* TASK DETAILS *
Omit the pictures, then write out every entry exactly as it reads.

Dataset records on visual material
'''
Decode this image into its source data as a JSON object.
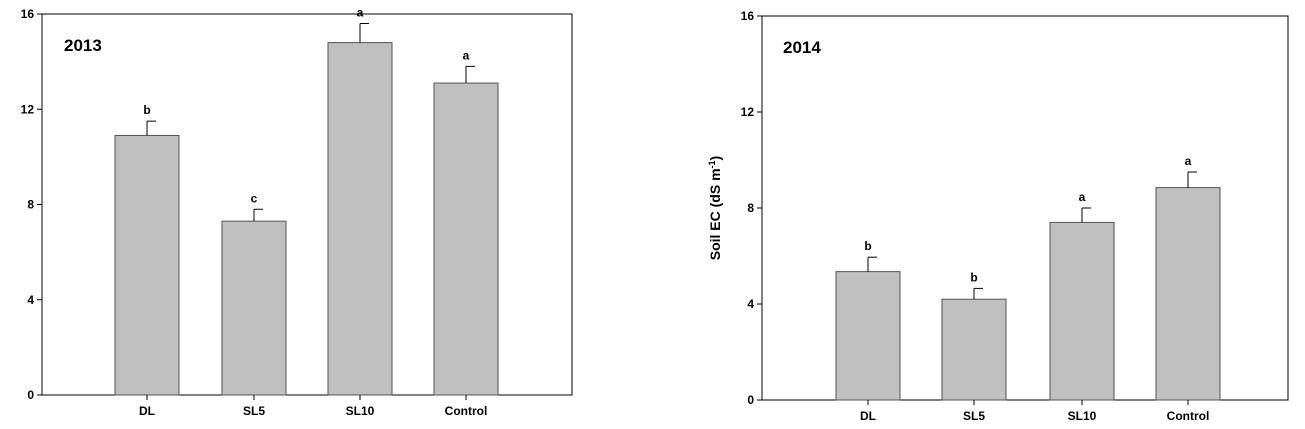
{
  "chart_data": [
    {
      "type": "bar",
      "title": "2013",
      "ylabel": "",
      "xlabel": "",
      "ylim": [
        0,
        16
      ],
      "yticks": [
        0,
        4,
        8,
        12,
        16
      ],
      "categories": [
        "DL",
        "SL5",
        "SL10",
        "Control"
      ],
      "values": [
        10.9,
        7.3,
        14.8,
        13.1
      ],
      "errors": [
        0.6,
        0.5,
        0.8,
        0.7
      ],
      "significance": [
        "b",
        "c",
        "a",
        "a"
      ],
      "bar_color": "#c0c0c0"
    },
    {
      "type": "bar",
      "title": "2014",
      "ylabel": "Soil EC (dS m",
      "ylabel_sup": "-1",
      "ylabel_end": ")",
      "xlabel": "",
      "ylim": [
        0,
        16
      ],
      "yticks": [
        0,
        4,
        8,
        12,
        16
      ],
      "categories": [
        "DL",
        "SL5",
        "SL10",
        "Control"
      ],
      "values": [
        5.35,
        4.2,
        7.4,
        8.85
      ],
      "errors": [
        0.6,
        0.45,
        0.6,
        0.65
      ],
      "significance": [
        "b",
        "b",
        "a",
        "a"
      ],
      "bar_color": "#c0c0c0"
    }
  ]
}
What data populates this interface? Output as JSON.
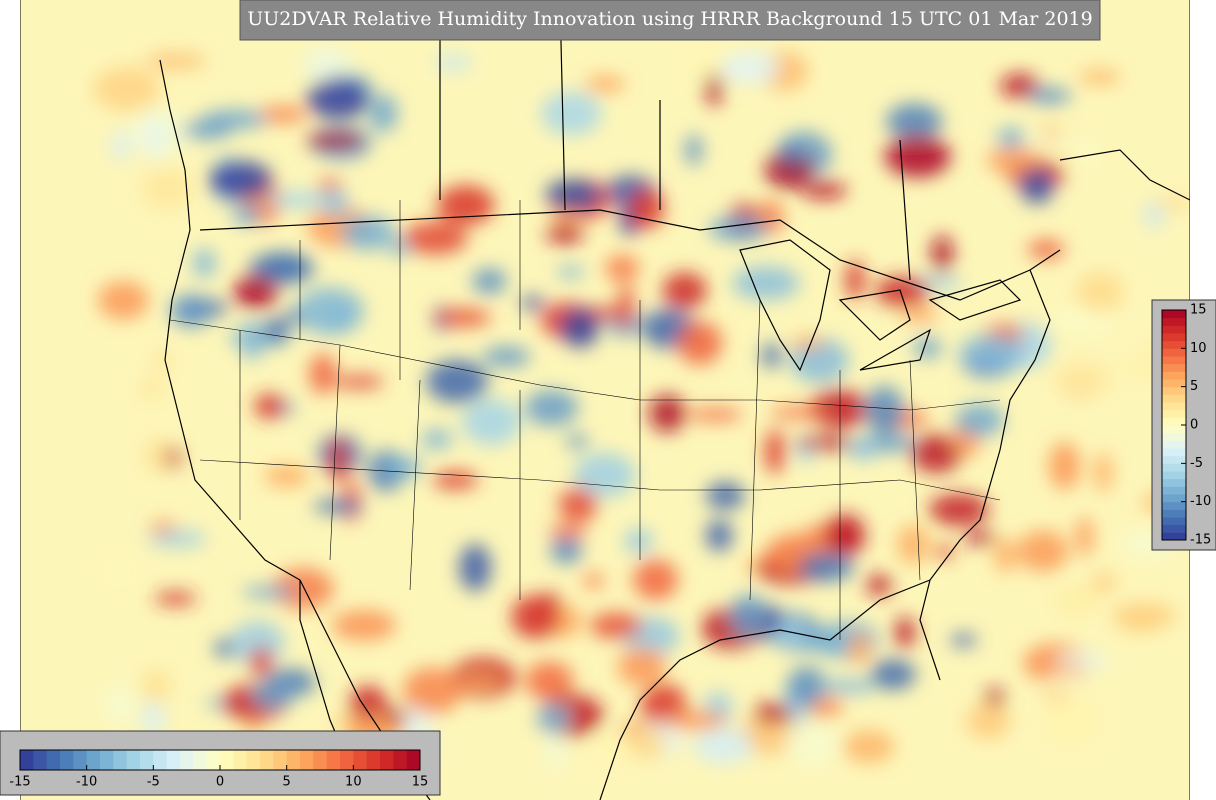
{
  "title": "UU2DVAR Relative Humidity Innovation using HRRR Background 15 UTC 01 Mar 2019",
  "colorbars": [
    {
      "orientation": "vertical",
      "range": [
        -15,
        15
      ],
      "ticks": [
        -15,
        -10,
        -5,
        0,
        5,
        10,
        15
      ]
    },
    {
      "orientation": "horizontal",
      "range": [
        -15,
        15
      ],
      "ticks": [
        -15,
        -10,
        -5,
        0,
        5,
        10,
        15
      ]
    }
  ]
}
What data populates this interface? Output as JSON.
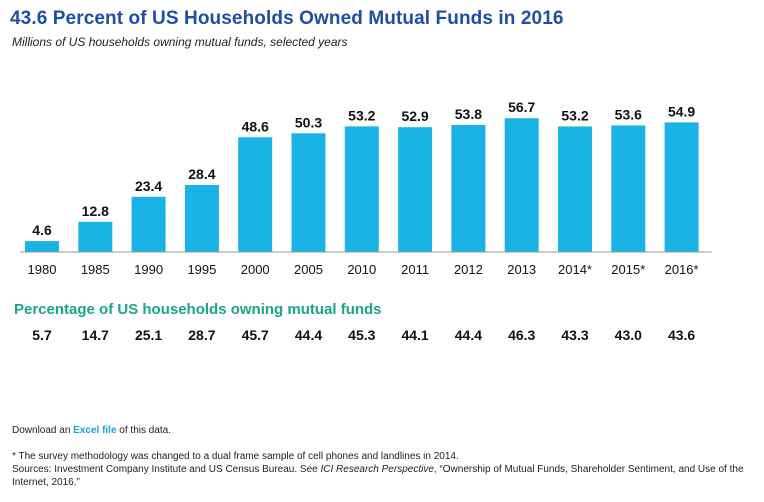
{
  "chart_data": {
    "type": "bar",
    "title": "43.6 Percent of US Households Owned Mutual Funds in 2016",
    "subtitle": "Millions of US households owning mutual funds, selected years",
    "categories": [
      "1980",
      "1985",
      "1990",
      "1995",
      "2000",
      "2005",
      "2010",
      "2011",
      "2012",
      "2013",
      "2014*",
      "2015*",
      "2016*"
    ],
    "values": [
      4.6,
      12.8,
      23.4,
      28.4,
      48.6,
      50.3,
      53.2,
      52.9,
      53.8,
      56.7,
      53.2,
      53.6,
      54.9
    ],
    "value_labels": [
      "4.6",
      "12.8",
      "23.4",
      "28.4",
      "48.6",
      "50.3",
      "53.2",
      "52.9",
      "53.8",
      "56.7",
      "53.2",
      "53.6",
      "54.9"
    ],
    "ylim": [
      0,
      60
    ],
    "grid": false,
    "bar_color": "#19b3e6"
  },
  "percentages": {
    "heading": "Percentage of US households owning mutual funds",
    "values": [
      "5.7",
      "14.7",
      "25.1",
      "28.7",
      "45.7",
      "44.4",
      "45.3",
      "44.1",
      "44.4",
      "46.3",
      "43.3",
      "43.0",
      "43.6"
    ]
  },
  "download": {
    "prefix": "Download an ",
    "link_label": "Excel file",
    "suffix": " of this data."
  },
  "footnotes": {
    "asterisk_note": "* The survey methodology was changed to a dual frame sample of cell phones and landlines in 2014.",
    "sources_prefix": "Sources: Investment Company Institute and US Census Bureau. See ",
    "sources_publication": "ICI Research Perspective",
    "sources_suffix": ", “Ownership of Mutual Funds, Shareholder Sentiment, and Use of the Internet, 2016.”"
  },
  "colors": {
    "title": "#1e4fa3",
    "bars": "#19b3e6",
    "heading_green": "#1aa58a",
    "link": "#1aa3de"
  }
}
'''
* FINISHED TASK *
Decode this image into its source data as a JSON object.
{
  "chart_data": [
    {
      "type": "bar",
      "title": "2013",
      "ylabel": "",
      "xlabel": "",
      "ylim": [
        0,
        16
      ],
      "yticks": [
        0,
        4,
        8,
        12,
        16
      ],
      "categories": [
        "DL",
        "SL5",
        "SL10",
        "Control"
      ],
      "values": [
        10.9,
        7.3,
        14.8,
        13.1
      ],
      "errors": [
        0.6,
        0.5,
        0.8,
        0.7
      ],
      "significance": [
        "b",
        "c",
        "a",
        "a"
      ],
      "bar_color": "#c0c0c0"
    },
    {
      "type": "bar",
      "title": "2014",
      "ylabel": "Soil EC (dS m",
      "ylabel_sup": "-1",
      "ylabel_end": ")",
      "xlabel": "",
      "ylim": [
        0,
        16
      ],
      "yticks": [
        0,
        4,
        8,
        12,
        16
      ],
      "categories": [
        "DL",
        "SL5",
        "SL10",
        "Control"
      ],
      "values": [
        5.35,
        4.2,
        7.4,
        8.85
      ],
      "errors": [
        0.6,
        0.45,
        0.6,
        0.65
      ],
      "significance": [
        "b",
        "b",
        "a",
        "a"
      ],
      "bar_color": "#c0c0c0"
    }
  ]
}
What data populates this interface? Output as JSON.
{
  "title": "UU2DVAR Relative Humidity Innovation using HRRR Background 15 UTC 01 Mar 2019",
  "colorbars": [
    {
      "orientation": "vertical",
      "range": [
        -15,
        15
      ],
      "ticks": [
        -15,
        -10,
        -5,
        0,
        5,
        10,
        15
      ]
    },
    {
      "orientation": "horizontal",
      "range": [
        -15,
        15
      ],
      "ticks": [
        -15,
        -10,
        -5,
        0,
        5,
        10,
        15
      ]
    }
  ]
}
What data populates this interface? Output as JSON.
{
  "chart_data": {
    "type": "bar",
    "title": "43.6 Percent of US Households Owned Mutual Funds in 2016",
    "subtitle": "Millions of US households owning mutual funds, selected years",
    "categories": [
      "1980",
      "1985",
      "1990",
      "1995",
      "2000",
      "2005",
      "2010",
      "2011",
      "2012",
      "2013",
      "2014*",
      "2015*",
      "2016*"
    ],
    "values": [
      4.6,
      12.8,
      23.4,
      28.4,
      48.6,
      50.3,
      53.2,
      52.9,
      53.8,
      56.7,
      53.2,
      53.6,
      54.9
    ],
    "value_labels": [
      "4.6",
      "12.8",
      "23.4",
      "28.4",
      "48.6",
      "50.3",
      "53.2",
      "52.9",
      "53.8",
      "56.7",
      "53.2",
      "53.6",
      "54.9"
    ],
    "ylim": [
      0,
      60
    ],
    "grid": false,
    "bar_color": "#19b3e6"
  },
  "percentages": {
    "heading": "Percentage of US households owning mutual funds",
    "values": [
      "5.7",
      "14.7",
      "25.1",
      "28.7",
      "45.7",
      "44.4",
      "45.3",
      "44.1",
      "44.4",
      "46.3",
      "43.3",
      "43.0",
      "43.6"
    ]
  },
  "download": {
    "prefix": "Download an ",
    "link_label": "Excel file",
    "suffix": " of this data."
  },
  "footnotes": {
    "asterisk_note": "* The survey methodology was changed to a dual frame sample of cell phones and landlines in 2014.",
    "sources_prefix": "Sources: Investment Company Institute and US Census Bureau. See ",
    "sources_publication": "ICI Research Perspective",
    "sources_suffix": ", “Ownership of Mutual Funds, Shareholder Sentiment, and Use of the Internet, 2016.”"
  },
  "colors": {
    "title": "#1e4fa3",
    "bars": "#19b3e6",
    "heading_green": "#1aa58a",
    "link": "#1aa3de"
  }
}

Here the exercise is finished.